* _SUPPLIED MATERIAL_

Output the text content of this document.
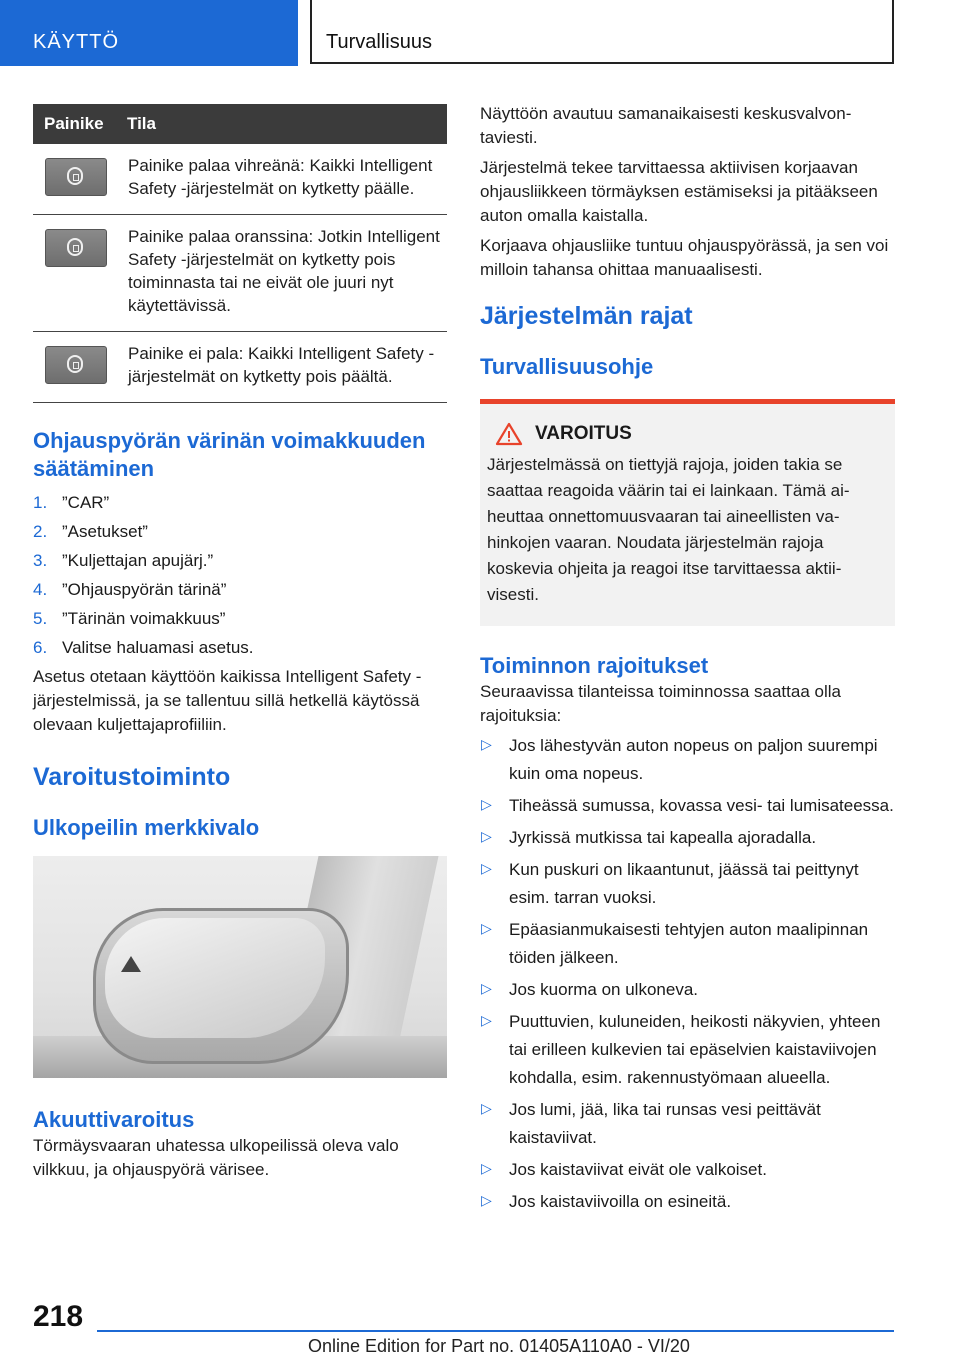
KÄYTTÖ	Turvallisuus
Painike	Tila

	Painike palaa vihreänä: Kaikki Intelligent Safety -järjestelmät on kytketty päälle.

	Painike palaa oranssina: Jotkin Intelligent Safety -järjestelmät on kytketty pois toiminnasta tai ne eivät ole juuri nyt käytettävissä.

	Painike ei pala: Kaikki Intelligent Safety -järjestelmät on kytketty pois päältä.
Ohjauspyörän värinän voimakkuuden säätäminen
1. ”CAR”
2. ”Asetukset”
3. ”Kuljettajan apujärj.”
4. ”Ohjauspyörän tärinä”
5. ”Tärinän voimakkuus”
6. Valitse haluamasi asetus.

Asetus otetaan käyttöön kaikissa Intelligent Safety -järjestelmissä, ja se tallentuu sillä hetkellä käytössä olevaan kuljettajaprofiiliin.

Varoitustoiminto
Ulkopeilin merkkivalo
Akuuttivaroitus

Törmäysvaaran uhatessa ulkopeilissä oleva valo vilkkuu, ja ohjauspyörä värisee.

Näyttöön avautuu samanaikaisesti keskusvalvontaviesti.

Järjestelmä tekee tarvittaessa aktiivisen korjaavan ohjausliikkeen törmäyksen estämiseksi ja pitääkseen auton omalla kaistalla.

Korjaava ohjausliike tuntuu ohjauspyörässä, ja sen voi milloin tahansa ohittaa manuaalisesti.

Järjestelmän rajat
Turvallisuusohje
VAROITUS

Järjestelmässä on tiettyjä rajoja, joiden takia se saattaa reagoida väärin tai ei lainkaan. Tämä aiheuttaa onnettomuusvaaran tai aineellisten vahinkojen vaaran. Noudata järjestelmän rajoja koskevia ohjeita ja reagoi itse tarvittaessa aktiivisesti.

Toiminnon rajoitukset

Seuraavissa tilanteissa toiminnossa saattaa olla rajoituksia:

Jos lähestyvän auton nopeus on paljon suurempi kuin oma nopeus.
Tiheässä sumussa, kovassa vesi- tai lumisateessa.
Jyrkissä mutkissa tai kapealla ajoradalla.
Kun puskuri on likaantunut, jäässä tai peittynyt esim. tarran vuoksi.
Epäasianmukaisesti tehtyjen auton maalipinnan töiden jälkeen.
Jos kuorma on ulkoneva.
Puuttuvien, kuluneiden, heikosti näkyvien, yhteen tai erilleen kulkevien tai epäselvien kaistaviivojen kohdalla, esim. rakennustyömaan alueella.
Jos lumi, jää, lika tai runsas vesi peittävät kaistaviivat.
Jos kaistaviivat eivät ole valkoiset.
Jos kaistaviivoilla on esineitä.
218
Online Edition for Part no. 01405A110A0 - VI/20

* _INSTRUCTIONS TO FOLLOW_
Find every line with "vesi" in the listing and state how many there are, nothing else.

* _THE RESULT_
2